→ Obiettivo A
Trascrivi senza alcuna modifica l'intero estratto sul Cammino.
→ Obiettivo B
Riporta parola per parola la parte dei record che va dal loro inizio fino alla riga contenente "context-menu-item[interactable]: 貼り付け(P) xyxy=(277,155,509,191)", inclusa, e nient'altro.

Tutto ciò che ci preoccupa qui, non ha più alcun senso quando cammini. O meglio, i problemi non spariscono per incanto, ma si ridimensionano, si fanno concreti, hanno contorni e confini. E sai che puoi vedere oltre quei confini, che puoi affrontarli in modo diverso, prendendoli da una nuova angolazione.

Mi sono lasciata alle spalle le inadeguatezze che si vivono qui, il senso giudicante, la pressione degli altri, ho eliminato il valore degli oggetti, del possesso. Ho perso nella natura il senso del Sé, per diventare tutto. Ho sentito dio, pur non credendo in nessuna chiesa. Eppure era ovunque, ed era impressionante la sua forza. Lo si poteva sentire e toccare. Se qualcuno mi dovesse chiedere la prova dell’esistenza di un dio, ecco, gli direi: fai il Cammino. Sono senza confessione e senza chiesa, ma dio lì c’è davvero. Lo vedi, lo senti, lo annusi, lo assaggi.

→ Record del compito
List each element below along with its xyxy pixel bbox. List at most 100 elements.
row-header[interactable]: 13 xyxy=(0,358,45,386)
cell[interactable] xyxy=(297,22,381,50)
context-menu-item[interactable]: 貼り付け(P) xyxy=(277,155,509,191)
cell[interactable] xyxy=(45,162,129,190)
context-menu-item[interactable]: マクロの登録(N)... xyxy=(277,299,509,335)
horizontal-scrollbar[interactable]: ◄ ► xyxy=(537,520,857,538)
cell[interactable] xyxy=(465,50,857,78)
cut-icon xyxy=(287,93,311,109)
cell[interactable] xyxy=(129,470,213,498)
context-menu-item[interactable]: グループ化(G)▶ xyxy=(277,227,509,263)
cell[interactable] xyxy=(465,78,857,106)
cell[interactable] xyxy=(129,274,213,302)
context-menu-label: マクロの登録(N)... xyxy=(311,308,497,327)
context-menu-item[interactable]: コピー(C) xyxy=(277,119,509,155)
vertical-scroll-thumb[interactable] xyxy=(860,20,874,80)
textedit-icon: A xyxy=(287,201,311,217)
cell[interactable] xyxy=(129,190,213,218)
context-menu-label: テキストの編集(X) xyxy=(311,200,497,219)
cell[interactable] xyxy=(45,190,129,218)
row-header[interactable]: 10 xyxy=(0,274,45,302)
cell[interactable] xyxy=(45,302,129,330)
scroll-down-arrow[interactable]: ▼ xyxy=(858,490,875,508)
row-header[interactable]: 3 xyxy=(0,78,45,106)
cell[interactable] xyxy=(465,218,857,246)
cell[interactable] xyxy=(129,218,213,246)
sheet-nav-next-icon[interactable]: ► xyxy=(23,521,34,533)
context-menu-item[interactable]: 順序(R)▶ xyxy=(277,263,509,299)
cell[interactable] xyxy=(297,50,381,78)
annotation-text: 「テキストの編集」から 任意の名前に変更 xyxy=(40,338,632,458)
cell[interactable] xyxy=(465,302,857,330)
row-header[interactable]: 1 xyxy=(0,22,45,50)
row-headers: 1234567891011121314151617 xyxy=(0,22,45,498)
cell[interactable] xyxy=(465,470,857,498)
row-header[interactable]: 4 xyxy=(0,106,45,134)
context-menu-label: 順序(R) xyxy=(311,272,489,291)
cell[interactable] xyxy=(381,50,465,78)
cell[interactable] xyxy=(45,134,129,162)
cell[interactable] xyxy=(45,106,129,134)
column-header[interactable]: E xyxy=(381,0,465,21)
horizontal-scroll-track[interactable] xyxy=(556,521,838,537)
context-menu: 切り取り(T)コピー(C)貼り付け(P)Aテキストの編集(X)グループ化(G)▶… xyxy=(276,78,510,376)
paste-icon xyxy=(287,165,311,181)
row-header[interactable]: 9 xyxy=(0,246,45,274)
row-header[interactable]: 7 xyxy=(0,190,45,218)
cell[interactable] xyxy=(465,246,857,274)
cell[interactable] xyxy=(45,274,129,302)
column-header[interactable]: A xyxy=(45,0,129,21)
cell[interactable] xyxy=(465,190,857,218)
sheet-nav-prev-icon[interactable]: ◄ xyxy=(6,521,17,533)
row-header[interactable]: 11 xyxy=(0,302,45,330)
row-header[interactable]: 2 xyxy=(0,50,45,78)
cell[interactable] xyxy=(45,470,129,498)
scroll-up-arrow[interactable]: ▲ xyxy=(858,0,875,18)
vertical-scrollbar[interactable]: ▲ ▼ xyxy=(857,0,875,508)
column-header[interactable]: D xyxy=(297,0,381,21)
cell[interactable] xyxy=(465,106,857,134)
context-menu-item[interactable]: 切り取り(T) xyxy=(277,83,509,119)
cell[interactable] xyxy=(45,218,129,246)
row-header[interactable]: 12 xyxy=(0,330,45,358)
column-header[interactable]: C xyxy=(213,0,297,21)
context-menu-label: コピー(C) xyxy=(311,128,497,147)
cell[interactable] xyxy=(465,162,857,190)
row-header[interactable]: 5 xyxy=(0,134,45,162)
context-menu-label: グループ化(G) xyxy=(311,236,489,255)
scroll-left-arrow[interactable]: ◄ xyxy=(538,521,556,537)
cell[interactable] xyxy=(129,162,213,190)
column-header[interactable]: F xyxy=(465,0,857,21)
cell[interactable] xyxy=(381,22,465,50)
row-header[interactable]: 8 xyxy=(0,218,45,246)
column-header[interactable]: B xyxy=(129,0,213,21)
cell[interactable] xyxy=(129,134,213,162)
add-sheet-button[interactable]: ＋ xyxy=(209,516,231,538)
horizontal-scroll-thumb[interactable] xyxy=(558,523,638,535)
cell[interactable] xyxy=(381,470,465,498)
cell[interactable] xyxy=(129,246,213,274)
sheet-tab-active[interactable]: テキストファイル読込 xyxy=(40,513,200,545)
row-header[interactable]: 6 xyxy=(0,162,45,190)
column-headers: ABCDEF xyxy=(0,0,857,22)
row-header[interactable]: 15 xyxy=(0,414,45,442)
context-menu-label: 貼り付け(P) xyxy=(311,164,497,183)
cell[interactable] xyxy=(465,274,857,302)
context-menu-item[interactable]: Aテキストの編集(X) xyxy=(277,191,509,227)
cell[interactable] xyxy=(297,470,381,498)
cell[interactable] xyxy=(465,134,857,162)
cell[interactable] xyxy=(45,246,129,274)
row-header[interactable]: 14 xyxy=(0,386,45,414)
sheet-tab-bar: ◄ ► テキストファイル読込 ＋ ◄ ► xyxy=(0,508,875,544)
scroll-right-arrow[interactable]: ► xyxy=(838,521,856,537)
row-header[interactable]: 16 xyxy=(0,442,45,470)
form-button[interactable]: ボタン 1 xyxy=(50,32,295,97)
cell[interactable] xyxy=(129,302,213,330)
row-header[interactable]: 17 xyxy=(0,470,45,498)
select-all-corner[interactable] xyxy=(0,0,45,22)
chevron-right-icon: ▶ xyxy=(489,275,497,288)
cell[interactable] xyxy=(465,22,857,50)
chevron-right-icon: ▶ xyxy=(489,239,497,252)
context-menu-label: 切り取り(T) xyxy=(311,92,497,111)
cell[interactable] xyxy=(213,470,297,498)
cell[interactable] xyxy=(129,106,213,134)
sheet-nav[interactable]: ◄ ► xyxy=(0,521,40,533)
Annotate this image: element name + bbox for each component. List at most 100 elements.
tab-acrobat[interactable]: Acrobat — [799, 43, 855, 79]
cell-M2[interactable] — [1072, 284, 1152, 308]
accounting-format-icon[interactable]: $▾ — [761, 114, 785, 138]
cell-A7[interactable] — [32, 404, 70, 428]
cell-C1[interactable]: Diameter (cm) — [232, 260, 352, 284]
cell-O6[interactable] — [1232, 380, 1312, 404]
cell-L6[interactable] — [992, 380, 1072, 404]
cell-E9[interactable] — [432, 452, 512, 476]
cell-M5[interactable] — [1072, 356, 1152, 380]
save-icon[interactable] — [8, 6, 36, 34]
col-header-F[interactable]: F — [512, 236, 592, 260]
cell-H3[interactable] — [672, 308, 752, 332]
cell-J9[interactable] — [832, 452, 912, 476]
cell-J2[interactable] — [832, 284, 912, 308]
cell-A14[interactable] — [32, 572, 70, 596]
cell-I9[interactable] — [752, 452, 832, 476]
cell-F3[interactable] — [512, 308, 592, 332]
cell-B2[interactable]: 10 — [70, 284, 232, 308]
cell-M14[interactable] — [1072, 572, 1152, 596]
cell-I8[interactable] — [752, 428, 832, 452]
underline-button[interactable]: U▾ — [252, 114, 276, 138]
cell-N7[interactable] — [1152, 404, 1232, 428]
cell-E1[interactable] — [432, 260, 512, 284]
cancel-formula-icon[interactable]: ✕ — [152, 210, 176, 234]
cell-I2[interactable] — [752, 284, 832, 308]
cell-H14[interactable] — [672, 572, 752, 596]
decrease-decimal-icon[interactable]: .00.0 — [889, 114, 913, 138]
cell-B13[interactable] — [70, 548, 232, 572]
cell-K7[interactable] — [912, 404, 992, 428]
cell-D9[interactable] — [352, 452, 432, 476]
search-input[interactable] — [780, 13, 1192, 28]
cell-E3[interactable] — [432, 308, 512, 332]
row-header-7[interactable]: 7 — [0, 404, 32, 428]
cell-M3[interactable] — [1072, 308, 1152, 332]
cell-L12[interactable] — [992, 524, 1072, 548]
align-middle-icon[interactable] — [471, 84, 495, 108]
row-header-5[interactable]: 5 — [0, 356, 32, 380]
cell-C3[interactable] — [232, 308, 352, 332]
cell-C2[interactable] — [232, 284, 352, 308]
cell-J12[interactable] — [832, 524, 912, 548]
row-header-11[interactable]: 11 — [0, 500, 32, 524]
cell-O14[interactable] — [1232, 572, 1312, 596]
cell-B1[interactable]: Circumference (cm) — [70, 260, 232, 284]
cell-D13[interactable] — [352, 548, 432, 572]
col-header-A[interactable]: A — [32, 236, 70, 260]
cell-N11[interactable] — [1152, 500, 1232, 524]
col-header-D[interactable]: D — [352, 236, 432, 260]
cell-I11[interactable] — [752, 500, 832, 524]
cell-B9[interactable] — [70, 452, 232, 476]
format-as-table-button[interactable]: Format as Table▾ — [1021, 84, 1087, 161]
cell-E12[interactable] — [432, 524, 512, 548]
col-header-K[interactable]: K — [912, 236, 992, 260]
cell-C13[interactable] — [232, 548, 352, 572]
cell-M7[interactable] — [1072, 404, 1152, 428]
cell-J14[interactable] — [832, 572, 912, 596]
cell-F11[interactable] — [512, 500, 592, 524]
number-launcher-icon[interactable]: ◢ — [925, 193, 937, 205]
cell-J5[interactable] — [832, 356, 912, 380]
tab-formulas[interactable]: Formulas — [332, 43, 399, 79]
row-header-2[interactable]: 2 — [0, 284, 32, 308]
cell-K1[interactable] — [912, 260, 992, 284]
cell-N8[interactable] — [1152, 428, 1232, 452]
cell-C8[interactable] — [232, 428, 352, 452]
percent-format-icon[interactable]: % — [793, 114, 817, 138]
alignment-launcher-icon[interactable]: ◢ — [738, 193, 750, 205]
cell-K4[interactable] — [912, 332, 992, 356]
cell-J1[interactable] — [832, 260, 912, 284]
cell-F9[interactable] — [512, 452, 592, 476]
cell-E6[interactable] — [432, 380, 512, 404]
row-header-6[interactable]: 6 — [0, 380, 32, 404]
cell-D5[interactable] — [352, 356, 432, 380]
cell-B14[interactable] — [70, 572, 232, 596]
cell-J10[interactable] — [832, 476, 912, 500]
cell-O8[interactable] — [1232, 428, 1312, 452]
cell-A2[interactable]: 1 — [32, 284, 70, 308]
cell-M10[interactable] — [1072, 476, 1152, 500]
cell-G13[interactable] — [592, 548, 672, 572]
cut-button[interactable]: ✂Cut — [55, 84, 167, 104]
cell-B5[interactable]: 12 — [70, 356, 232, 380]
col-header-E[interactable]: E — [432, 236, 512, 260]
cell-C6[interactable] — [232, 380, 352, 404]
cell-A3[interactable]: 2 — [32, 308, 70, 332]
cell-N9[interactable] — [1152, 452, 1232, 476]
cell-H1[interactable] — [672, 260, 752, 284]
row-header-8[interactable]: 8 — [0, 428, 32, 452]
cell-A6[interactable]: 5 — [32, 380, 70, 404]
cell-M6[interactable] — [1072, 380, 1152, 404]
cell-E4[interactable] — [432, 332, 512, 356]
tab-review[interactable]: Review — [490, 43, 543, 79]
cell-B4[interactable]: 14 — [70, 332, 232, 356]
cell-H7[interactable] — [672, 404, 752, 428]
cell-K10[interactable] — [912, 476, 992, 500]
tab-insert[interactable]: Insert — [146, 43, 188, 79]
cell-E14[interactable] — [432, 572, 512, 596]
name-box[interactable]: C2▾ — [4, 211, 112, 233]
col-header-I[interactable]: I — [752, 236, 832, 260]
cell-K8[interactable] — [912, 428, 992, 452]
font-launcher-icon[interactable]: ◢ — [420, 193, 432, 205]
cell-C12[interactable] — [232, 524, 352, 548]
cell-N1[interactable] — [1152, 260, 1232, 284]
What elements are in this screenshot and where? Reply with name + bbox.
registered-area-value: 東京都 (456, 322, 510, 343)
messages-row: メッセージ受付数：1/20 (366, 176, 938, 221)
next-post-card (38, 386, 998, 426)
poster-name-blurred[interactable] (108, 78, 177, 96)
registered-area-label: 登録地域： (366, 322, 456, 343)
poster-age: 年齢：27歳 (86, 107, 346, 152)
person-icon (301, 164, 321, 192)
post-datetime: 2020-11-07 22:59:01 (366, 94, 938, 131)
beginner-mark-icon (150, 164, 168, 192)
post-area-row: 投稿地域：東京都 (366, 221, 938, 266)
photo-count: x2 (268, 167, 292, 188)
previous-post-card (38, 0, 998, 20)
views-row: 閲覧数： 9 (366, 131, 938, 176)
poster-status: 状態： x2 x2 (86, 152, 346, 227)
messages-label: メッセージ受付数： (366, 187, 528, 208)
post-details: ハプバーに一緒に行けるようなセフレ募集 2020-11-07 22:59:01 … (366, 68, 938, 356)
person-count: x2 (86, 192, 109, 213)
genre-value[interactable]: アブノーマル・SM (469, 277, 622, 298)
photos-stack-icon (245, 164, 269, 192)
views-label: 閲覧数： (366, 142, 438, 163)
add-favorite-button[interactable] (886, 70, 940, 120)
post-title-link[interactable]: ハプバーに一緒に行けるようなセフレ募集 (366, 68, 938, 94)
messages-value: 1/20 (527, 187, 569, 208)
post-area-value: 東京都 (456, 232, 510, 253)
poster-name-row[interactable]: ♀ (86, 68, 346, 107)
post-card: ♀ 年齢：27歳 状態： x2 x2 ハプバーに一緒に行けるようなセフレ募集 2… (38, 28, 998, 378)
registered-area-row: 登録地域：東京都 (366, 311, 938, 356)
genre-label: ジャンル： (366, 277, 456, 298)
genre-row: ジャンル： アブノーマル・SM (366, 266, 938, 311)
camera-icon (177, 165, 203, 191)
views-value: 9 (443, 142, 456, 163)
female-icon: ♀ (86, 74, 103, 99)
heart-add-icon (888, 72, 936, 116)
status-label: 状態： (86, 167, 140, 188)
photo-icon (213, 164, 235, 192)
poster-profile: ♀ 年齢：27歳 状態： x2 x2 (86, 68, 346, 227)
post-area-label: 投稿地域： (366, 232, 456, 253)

→ Risultato A
Tutto ciò che ci preoccupa qui, non ha più alcun senso quando cammini. O meglio, i problemi non spariscono per incanto, ma si ridimensionano, si fanno concreti, hanno contorni e confini. E sai che puoi vedere oltre quei confini, che puoi affrontarli in modo diverso, prendendoli da una nuova angolazione.

Mi sono lasciata alle spalle le inadeguatezze che si vivono qui, il senso giudicante, la pressione degli altri, ho eliminato il valore degli oggetti, del possesso. Ho perso nella natura il senso del Sé, per diventare tutto. Ho sentito dio, pur non credendo in nessuna chiesa. Eppure era ovunque, ed era impressionante la sua forza. Lo si poteva sentire e toccare. Se qualcuno mi dovesse chiedere la prova dell’esistenza di un dio, ecco, gli direi: fai il Cammino. Sono senza confessione e senza chiesa, ma dio lì c’è davvero. Lo vedi, lo senti, lo annusi, lo assaggi.

→ Risultato B
List each element below along with its xyxy pixel bbox. List at most 100 elements.
row-header[interactable]: 13 xyxy=(0,358,45,386)
cell[interactable] xyxy=(297,22,381,50)
context-menu-item[interactable]: 貼り付け(P) xyxy=(277,155,509,191)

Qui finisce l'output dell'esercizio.